[Dataset items]
_ _ _ _

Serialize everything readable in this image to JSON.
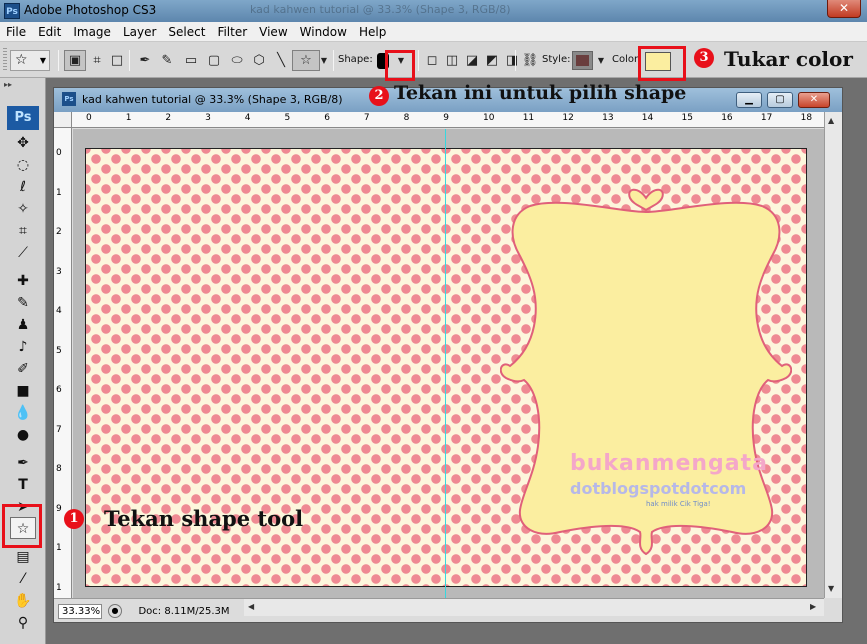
{
  "window": {
    "app_title": "Adobe Photoshop CS3",
    "ghost_text": "kad kahwen tutorial @ 33.3% (Shape 3, RGB/8)",
    "close_glyph": "✕"
  },
  "menu": [
    "File",
    "Edit",
    "Image",
    "Layer",
    "Select",
    "Filter",
    "View",
    "Window",
    "Help"
  ],
  "options": {
    "tool_preset_icon": "custom-shape-icon",
    "shape_label": "Shape:",
    "style_label": "Style:",
    "color_label": "Color:",
    "color_value": "#fbeea0",
    "style_color": "#6a3e3e"
  },
  "annotations": {
    "step1_number": "1",
    "step1_text": "Tekan shape tool",
    "step2_number": "2",
    "step2_text": "Tekan ini untuk pilih shape",
    "step3_number": "3",
    "step3_text": "Tukar color"
  },
  "document": {
    "title": "kad kahwen tutorial @ 33.3% (Shape 3, RGB/8)",
    "zoom": "33.33%",
    "doc_info": "Doc: 8.11M/25.3M",
    "ruler_h_labels": [
      "0",
      "1",
      "2",
      "3",
      "4",
      "5",
      "6",
      "7",
      "8",
      "9",
      "10",
      "11",
      "12",
      "13",
      "14",
      "15",
      "16",
      "17",
      "18"
    ],
    "ruler_v_labels": [
      "0",
      "1",
      "2",
      "3",
      "4",
      "5",
      "6",
      "7",
      "8",
      "9",
      "1",
      "1"
    ],
    "watermark_line1": "bukanmengata",
    "watermark_line2": "dotblogspotdotcom",
    "watermark_line3": "hak milik Cik Tiga!"
  },
  "colors": {
    "accent_red": "#e8101a",
    "dots": "#ef8a93",
    "background": "#fdf6dc",
    "frame_fill": "#fbeea0",
    "frame_stroke": "#e0607a"
  }
}
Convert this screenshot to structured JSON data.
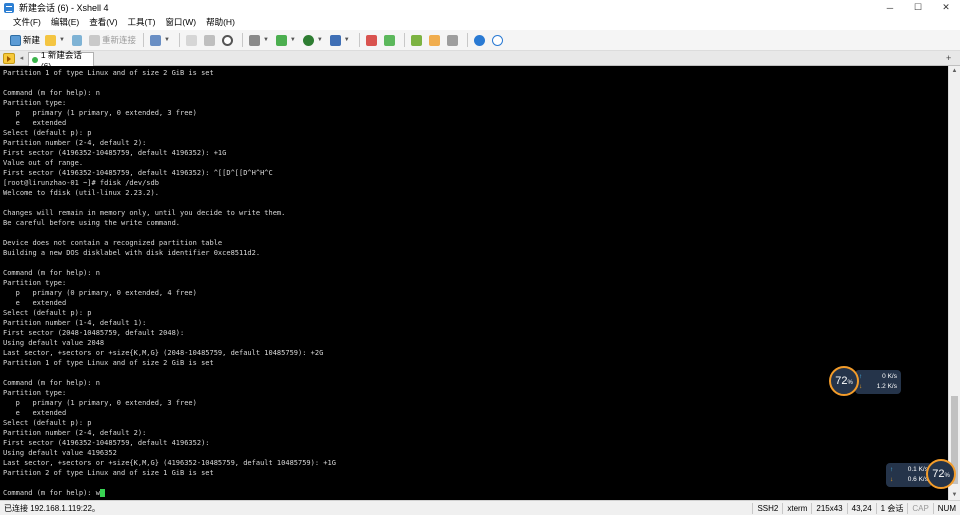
{
  "window": {
    "title": "新建会话 (6) - Xshell 4",
    "controls": {
      "minimize": "─",
      "maximize": "☐",
      "close": "✕"
    }
  },
  "menu": [
    "文件(F)",
    "编辑(E)",
    "查看(V)",
    "工具(T)",
    "窗口(W)",
    "帮助(H)"
  ],
  "toolbar": {
    "new_label": "新建",
    "reconnect_label": "重新连接"
  },
  "tab": {
    "active_label": "1 新建会话 (6)",
    "add": "+",
    "prev": "◂",
    "next": "▸"
  },
  "terminal": {
    "lines": [
      "Partition 1 of type Linux and of size 2 GiB is set",
      "",
      "Command (m for help): n",
      "Partition type:",
      "   p   primary (1 primary, 0 extended, 3 free)",
      "   e   extended",
      "Select (default p): p",
      "Partition number (2-4, default 2):",
      "First sector (4196352-10485759, default 4196352): +1G",
      "Value out of range.",
      "First sector (4196352-10485759, default 4196352): ^[[D^[[D^H^H^C",
      "[root@lirunzhao-01 ~]# fdisk /dev/sdb",
      "Welcome to fdisk (util-linux 2.23.2).",
      "",
      "Changes will remain in memory only, until you decide to write them.",
      "Be careful before using the write command.",
      "",
      "Device does not contain a recognized partition table",
      "Building a new DOS disklabel with disk identifier 0xce8511d2.",
      "",
      "Command (m for help): n",
      "Partition type:",
      "   p   primary (0 primary, 0 extended, 4 free)",
      "   e   extended",
      "Select (default p): p",
      "Partition number (1-4, default 1):",
      "First sector (2048-10485759, default 2048):",
      "Using default value 2048",
      "Last sector, +sectors or +size{K,M,G} (2048-10485759, default 10485759): +2G",
      "Partition 1 of type Linux and of size 2 GiB is set",
      "",
      "Command (m for help): n",
      "Partition type:",
      "   p   primary (1 primary, 0 extended, 3 free)",
      "   e   extended",
      "Select (default p): p",
      "Partition number (2-4, default 2):",
      "First sector (4196352-10485759, default 4196352):",
      "Using default value 4196352",
      "Last sector, +sectors or +size{K,M,G} (4196352-10485759, default 10485759): +1G",
      "Partition 2 of type Linux and of size 1 GiB is set",
      "",
      "Command (m for help): w"
    ]
  },
  "speed_widget_1": {
    "percent": "72",
    "unit": "%",
    "up": "0",
    "up_unit": "K/s",
    "down": "1.2",
    "down_unit": "K/s"
  },
  "speed_widget_2": {
    "percent": "72",
    "unit": "%",
    "up": "0.1",
    "up_unit": "K/s",
    "down": "0.6",
    "down_unit": "K/s"
  },
  "status": {
    "connection": "已连接 192.168.1.119:22。",
    "protocol": "SSH2",
    "term": "xterm",
    "size": "215x43",
    "cursor": "43,24",
    "sessions": "1 会话",
    "cap": "CAP",
    "num": "NUM"
  },
  "colors": {
    "terminal_bg": "#000000",
    "terminal_fg": "#d8d8d8",
    "cursor": "#39d353",
    "widget_ring": "#f39c2a"
  }
}
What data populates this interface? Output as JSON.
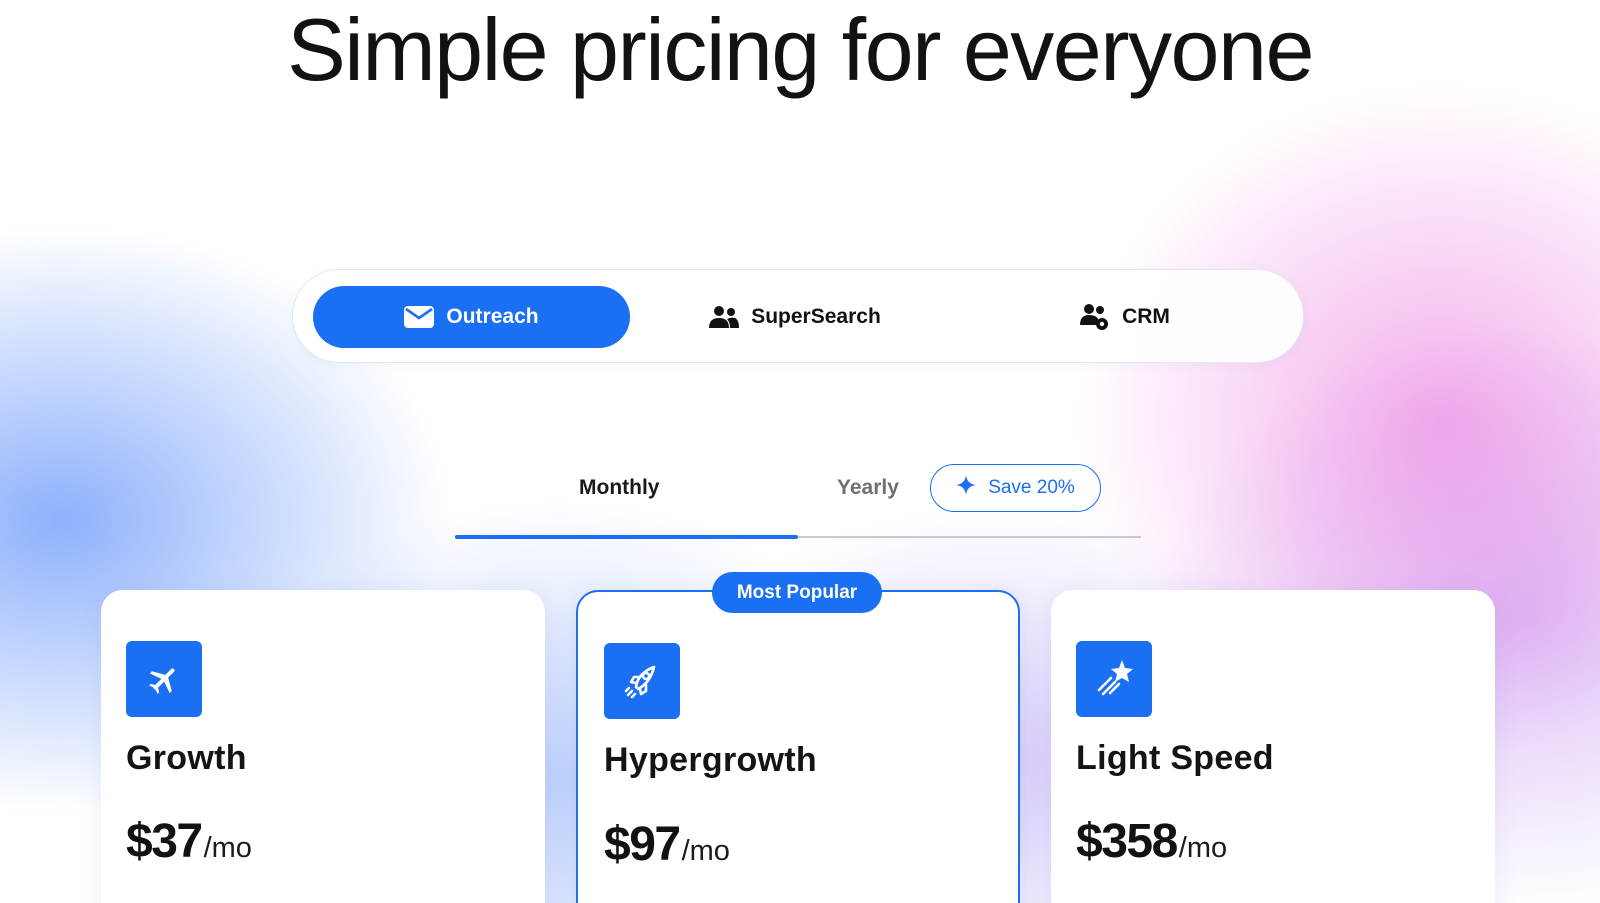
{
  "headline": "Simple pricing for everyone",
  "product_tabs": [
    {
      "label": "Outreach",
      "icon": "envelope-icon",
      "active": true
    },
    {
      "label": "SuperSearch",
      "icon": "users-icon",
      "active": false
    },
    {
      "label": "CRM",
      "icon": "users-gear-icon",
      "active": false
    }
  ],
  "billing": {
    "monthly_label": "Monthly",
    "yearly_label": "Yearly",
    "save_label": "Save 20%",
    "save_icon": "sparkle-icon",
    "selected": "Monthly"
  },
  "popular_badge": "Most Popular",
  "plans": [
    {
      "name": "Growth",
      "price": "$37",
      "unit": "/mo",
      "icon": "airplane-icon"
    },
    {
      "name": "Hypergrowth",
      "price": "$97",
      "unit": "/mo",
      "icon": "rocket-icon",
      "featured": true
    },
    {
      "name": "Light Speed",
      "price": "$358",
      "unit": "/mo",
      "icon": "shooting-star-icon"
    }
  ],
  "colors": {
    "accent": "#1b6ff2",
    "text": "#121212",
    "muted": "#707070"
  }
}
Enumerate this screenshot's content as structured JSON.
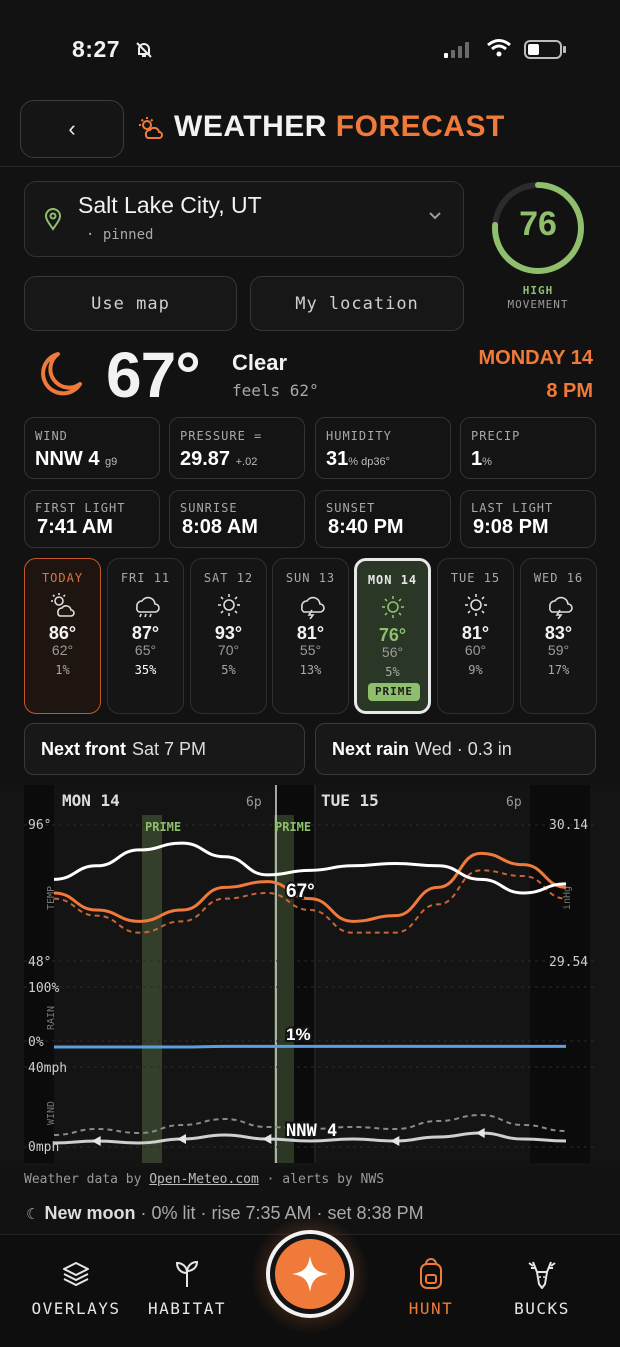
{
  "status": {
    "time": "8:27"
  },
  "header": {
    "title_main": "WEATHER",
    "title_accent": "FORECAST"
  },
  "location": {
    "name": "Salt Lake City, UT",
    "sub": "· pinned"
  },
  "movement": {
    "score": "76",
    "level": "HIGH",
    "label": "MOVEMENT",
    "fraction": 0.76
  },
  "buttons": {
    "use_map": "Use map",
    "my_location": "My location"
  },
  "current": {
    "temp": "67°",
    "condition": "Clear",
    "feels": "feels 62°",
    "date_day": "MONDAY 14",
    "date_time": "8 PM"
  },
  "tiles": [
    {
      "label": "WIND",
      "value": "NNW 4",
      "extra": "g9"
    },
    {
      "label": "PRESSURE =",
      "value": "29.87",
      "extra": "+.02"
    },
    {
      "label": "HUMIDITY",
      "value": "31",
      "extra": "% dp36°"
    },
    {
      "label": "PRECIP",
      "value": "1",
      "extra": "%"
    }
  ],
  "light": [
    {
      "label": "FIRST LIGHT",
      "value": "7:41 AM"
    },
    {
      "label": "SUNRISE",
      "value": "8:08 AM"
    },
    {
      "label": "SUNSET",
      "value": "8:40 PM"
    },
    {
      "label": "LAST LIGHT",
      "value": "9:08 PM"
    }
  ],
  "days": [
    {
      "name": "TODAY",
      "icon": "partly-cloudy-icon",
      "high": "86°",
      "low": "62°",
      "precip": "1%"
    },
    {
      "name": "FRI 11",
      "icon": "rain-cloud-icon",
      "high": "87°",
      "low": "65°",
      "precip": "35%"
    },
    {
      "name": "SAT 12",
      "icon": "sun-icon",
      "high": "93°",
      "low": "70°",
      "precip": "5%"
    },
    {
      "name": "SUN 13",
      "icon": "thunder-cloud-icon",
      "high": "81°",
      "low": "55°",
      "precip": "13%"
    },
    {
      "name": "MON 14",
      "icon": "sun-icon",
      "high": "76°",
      "low": "56°",
      "precip": "5%",
      "badge": "PRIME"
    },
    {
      "name": "TUE 15",
      "icon": "sun-icon",
      "high": "81°",
      "low": "60°",
      "precip": "9%"
    },
    {
      "name": "WED 16",
      "icon": "thunder-cloud-icon",
      "high": "83°",
      "low": "59°",
      "precip": "17%"
    }
  ],
  "notes": {
    "front_label": "Next front",
    "front_value": "Sat 7 PM",
    "rain_label": "Next rain",
    "rain_value": "Wed · 0.3 in"
  },
  "chart_labels": {
    "day1": "MON 14",
    "day2": "TUE 15",
    "tick_6p": "6p",
    "temp_max": "96°",
    "temp_min": "48°",
    "temp_axis": "TEMP",
    "press_max": "30.14",
    "press_min": "29.54",
    "press_axis": "inHg",
    "rain_max": "100%",
    "rain_min": "0%",
    "rain_axis": "RAIN",
    "wind_max": "40mph",
    "wind_min": "0mph",
    "wind_axis": "WIND",
    "prime": "PRIME",
    "cur_temp": "67°",
    "cur_rain": "1%",
    "cur_wind": "NNW  4"
  },
  "chart_data": {
    "type": "line",
    "x": [
      "Mon 12a",
      "Mon 4a",
      "Mon 8a",
      "Mon 12p",
      "Mon 4p",
      "Mon 8p",
      "Tue 12a",
      "Tue 4a",
      "Tue 8a",
      "Tue 12p",
      "Tue 4p",
      "Tue 8p",
      "Wed 12a"
    ],
    "temp_ylim": [
      48,
      96
    ],
    "pressure_ylim": [
      29.54,
      30.14
    ],
    "series": [
      {
        "name": "temp",
        "values": [
          72,
          66,
          62,
          66,
          74,
          76,
          70,
          62,
          64,
          74,
          86,
          82,
          74
        ]
      },
      {
        "name": "feels",
        "values": [
          70,
          64,
          58,
          62,
          70,
          72,
          66,
          58,
          58,
          68,
          80,
          78,
          70
        ]
      },
      {
        "name": "pressure",
        "values": [
          29.9,
          29.96,
          30.03,
          30.06,
          30.0,
          29.92,
          29.94,
          29.96,
          29.97,
          29.96,
          29.9,
          29.84,
          29.88
        ]
      },
      {
        "name": "rain",
        "values": [
          0,
          0,
          0,
          0,
          1,
          1,
          1,
          1,
          1,
          1,
          1,
          1,
          1
        ]
      },
      {
        "name": "wind",
        "values": [
          2,
          3,
          2,
          4,
          6,
          4,
          3,
          4,
          3,
          5,
          7,
          4,
          3
        ]
      },
      {
        "name": "gust",
        "values": [
          6,
          9,
          7,
          11,
          14,
          10,
          9,
          10,
          9,
          13,
          16,
          11,
          8
        ]
      }
    ],
    "wind_ylim": [
      0,
      40
    ],
    "rain_ylim": [
      0,
      100
    ]
  },
  "attribution": {
    "prefix": "Weather data by",
    "link": "Open-Meteo.com",
    "suffix": "· alerts by NWS"
  },
  "moon": {
    "phase": "New moon",
    "details": "· 0% lit · rise 7:35 AM · set 8:38 PM"
  },
  "nav": {
    "overlays": "OVERLAYS",
    "habitat": "HABITAT",
    "hunt": "HUNT",
    "bucks": "BUCKS"
  },
  "colors": {
    "accent": "#f07a3a",
    "prime": "#8fbf6c",
    "rain": "#5aa0e0"
  }
}
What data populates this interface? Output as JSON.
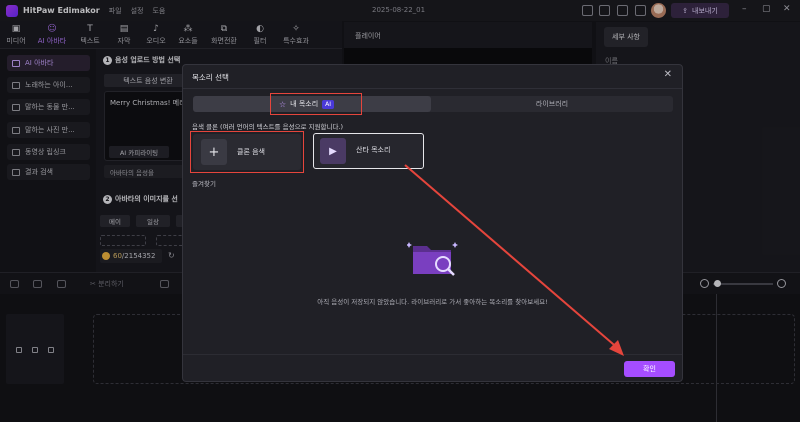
{
  "titlebar": {
    "app_name": "HitPaw Edimakor",
    "menu": [
      "파일",
      "설정",
      "도움"
    ],
    "doc_title": "2025-08-22_01",
    "export_label": "내보내기"
  },
  "tool_tabs": [
    {
      "label": "미디어",
      "glyph": "▣"
    },
    {
      "label": "AI 아바타",
      "glyph": "☺"
    },
    {
      "label": "텍스트",
      "glyph": "T"
    },
    {
      "label": "자막",
      "glyph": "▤"
    },
    {
      "label": "오디오",
      "glyph": "♪"
    },
    {
      "label": "요소들",
      "glyph": "⁂"
    },
    {
      "label": "화면전환",
      "glyph": "⧉"
    },
    {
      "label": "필터",
      "glyph": "◐"
    },
    {
      "label": "특수효과",
      "glyph": "✧"
    }
  ],
  "sidebar": {
    "items": [
      {
        "label": "AI 아바타"
      },
      {
        "label": "노래하는 아이..."
      },
      {
        "label": "말하는 동물 만..."
      },
      {
        "label": "말하는 사진 만..."
      },
      {
        "label": "동영상 립싱크"
      },
      {
        "label": "결과 검색"
      }
    ]
  },
  "avatar_panel": {
    "step1_num": "1",
    "step1": "음성 업로드 방법 선택",
    "tts_tab": "텍스트 음성 변환",
    "text_value": "Merry Christmas! 메리",
    "ai_copy": "AI 카피라이팅",
    "avatar_voice": "아바타의 음성을",
    "step2_num": "2",
    "step2": "아바타의 이미지를 선",
    "chips": [
      "메이",
      "일상"
    ],
    "credit_used": "60",
    "credit_total": "/2154352"
  },
  "player": {
    "title": "플레이어"
  },
  "right_panel": {
    "tab": "세부 사항",
    "label": "이름"
  },
  "timeline": {
    "split_label": "분리하기"
  },
  "modal": {
    "title": "목소리 선택",
    "close": "✕",
    "tab_mine": "내 목소리",
    "ai_badge": "AI",
    "tab_library": "라이브러리",
    "clone_desc": "음색 클론 (여러 언어의 텍스트를 음성으로 지원합니다.)",
    "clone_plus": "+",
    "clone_label": "클론 음색",
    "voice_label": "산타 목소리",
    "favorites_label": "즐겨찾기",
    "empty_text": "아직 음성이 저장되지 않았습니다. 라이브러리로 가서 좋아하는 목소리를 찾아보세요!",
    "confirm_label": "확인"
  },
  "colors": {
    "accent": "#a54dff",
    "annotation": "#e5453c"
  }
}
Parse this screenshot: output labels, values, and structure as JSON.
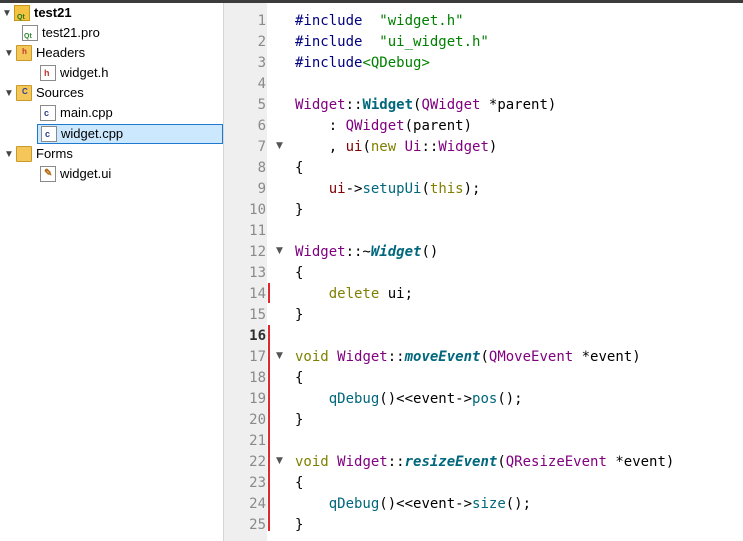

_ _ _ _

Exercise details:
Find and copy each line above that includes the string "아바타의".

Solved problem:
    "avatar_voice": "아바타의 음성을",
    "step2": "아바타의 이미지를 선",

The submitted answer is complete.